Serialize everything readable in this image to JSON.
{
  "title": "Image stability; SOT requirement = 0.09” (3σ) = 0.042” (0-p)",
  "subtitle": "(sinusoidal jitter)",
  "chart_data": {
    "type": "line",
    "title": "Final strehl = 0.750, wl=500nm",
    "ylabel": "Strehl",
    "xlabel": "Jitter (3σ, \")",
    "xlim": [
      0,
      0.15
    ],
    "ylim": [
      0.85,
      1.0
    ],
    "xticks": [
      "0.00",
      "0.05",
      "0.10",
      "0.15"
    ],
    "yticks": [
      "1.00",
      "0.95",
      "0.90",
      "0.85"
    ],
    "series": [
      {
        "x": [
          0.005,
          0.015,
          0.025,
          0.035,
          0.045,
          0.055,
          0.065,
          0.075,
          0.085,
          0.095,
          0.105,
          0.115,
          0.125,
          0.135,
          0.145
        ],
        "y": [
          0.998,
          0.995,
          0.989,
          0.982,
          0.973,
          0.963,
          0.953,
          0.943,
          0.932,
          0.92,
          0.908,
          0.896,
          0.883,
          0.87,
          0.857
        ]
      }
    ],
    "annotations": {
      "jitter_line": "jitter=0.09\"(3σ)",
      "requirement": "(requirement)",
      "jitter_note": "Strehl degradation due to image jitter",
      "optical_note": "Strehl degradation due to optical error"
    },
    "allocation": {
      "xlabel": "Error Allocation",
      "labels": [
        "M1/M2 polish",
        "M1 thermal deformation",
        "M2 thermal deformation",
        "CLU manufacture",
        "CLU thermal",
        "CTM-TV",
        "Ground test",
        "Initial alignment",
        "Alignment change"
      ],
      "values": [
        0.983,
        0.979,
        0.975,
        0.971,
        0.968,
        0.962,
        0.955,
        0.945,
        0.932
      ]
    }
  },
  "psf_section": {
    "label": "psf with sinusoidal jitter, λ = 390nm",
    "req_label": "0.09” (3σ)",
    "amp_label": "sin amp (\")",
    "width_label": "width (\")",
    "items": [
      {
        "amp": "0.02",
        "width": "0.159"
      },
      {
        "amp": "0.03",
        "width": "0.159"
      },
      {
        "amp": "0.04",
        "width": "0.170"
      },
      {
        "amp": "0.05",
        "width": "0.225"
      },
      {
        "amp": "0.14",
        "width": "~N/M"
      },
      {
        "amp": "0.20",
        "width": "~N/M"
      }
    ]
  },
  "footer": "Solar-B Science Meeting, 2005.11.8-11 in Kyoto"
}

Task goal: All of the records must be retyped exactly as they are.

Exercise output:
Serialize everything readable in this image to JSON.
{
  "title": "Image stability; SOT requirement = 0.09” (3σ) = 0.042” (0-p)",
  "subtitle": "(sinusoidal jitter)",
  "chart_data": {
    "type": "line",
    "title": "Final strehl = 0.750, wl=500nm",
    "ylabel": "Strehl",
    "xlabel": "Jitter (3σ, \")",
    "xlim": [
      0,
      0.15
    ],
    "ylim": [
      0.85,
      1.0
    ],
    "xticks": [
      "0.00",
      "0.05",
      "0.10",
      "0.15"
    ],
    "yticks": [
      "1.00",
      "0.95",
      "0.90",
      "0.85"
    ],
    "series": [
      {
        "x": [
          0.005,
          0.015,
          0.025,
          0.035,
          0.045,
          0.055,
          0.065,
          0.075,
          0.085,
          0.095,
          0.105,
          0.115,
          0.125,
          0.135,
          0.145
        ],
        "y": [
          0.998,
          0.995,
          0.989,
          0.982,
          0.973,
          0.963,
          0.953,
          0.943,
          0.932,
          0.92,
          0.908,
          0.896,
          0.883,
          0.87,
          0.857
        ]
      }
    ],
    "annotations": {
      "jitter_line": "jitter=0.09\"(3σ)",
      "requirement": "(requirement)",
      "jitter_note": "Strehl degradation due to image jitter",
      "optical_note": "Strehl degradation due to optical error"
    },
    "allocation": {
      "xlabel": "Error Allocation",
      "labels": [
        "M1/M2 polish",
        "M1 thermal deformation",
        "M2 thermal deformation",
        "CLU manufacture",
        "CLU thermal",
        "CTM-TV",
        "Ground test",
        "Initial alignment",
        "Alignment change"
      ],
      "values": [
        0.983,
        0.979,
        0.975,
        0.971,
        0.968,
        0.962,
        0.955,
        0.945,
        0.932
      ]
    }
  },
  "psf_section": {
    "label": "psf with sinusoidal jitter, λ = 390nm",
    "req_label": "0.09” (3σ)",
    "amp_label": "sin amp (\")",
    "width_label": "width (\")",
    "items": [
      {
        "amp": "0.02",
        "width": "0.159"
      },
      {
        "amp": "0.03",
        "width": "0.159"
      },
      {
        "amp": "0.04",
        "width": "0.170"
      },
      {
        "amp": "0.05",
        "width": "0.225"
      },
      {
        "amp": "0.14",
        "width": "~N/M"
      },
      {
        "amp": "0.20",
        "width": "~N/M"
      }
    ]
  },
  "footer": "Solar-B Science Meeting, 2005.11.8-11 in Kyoto"
}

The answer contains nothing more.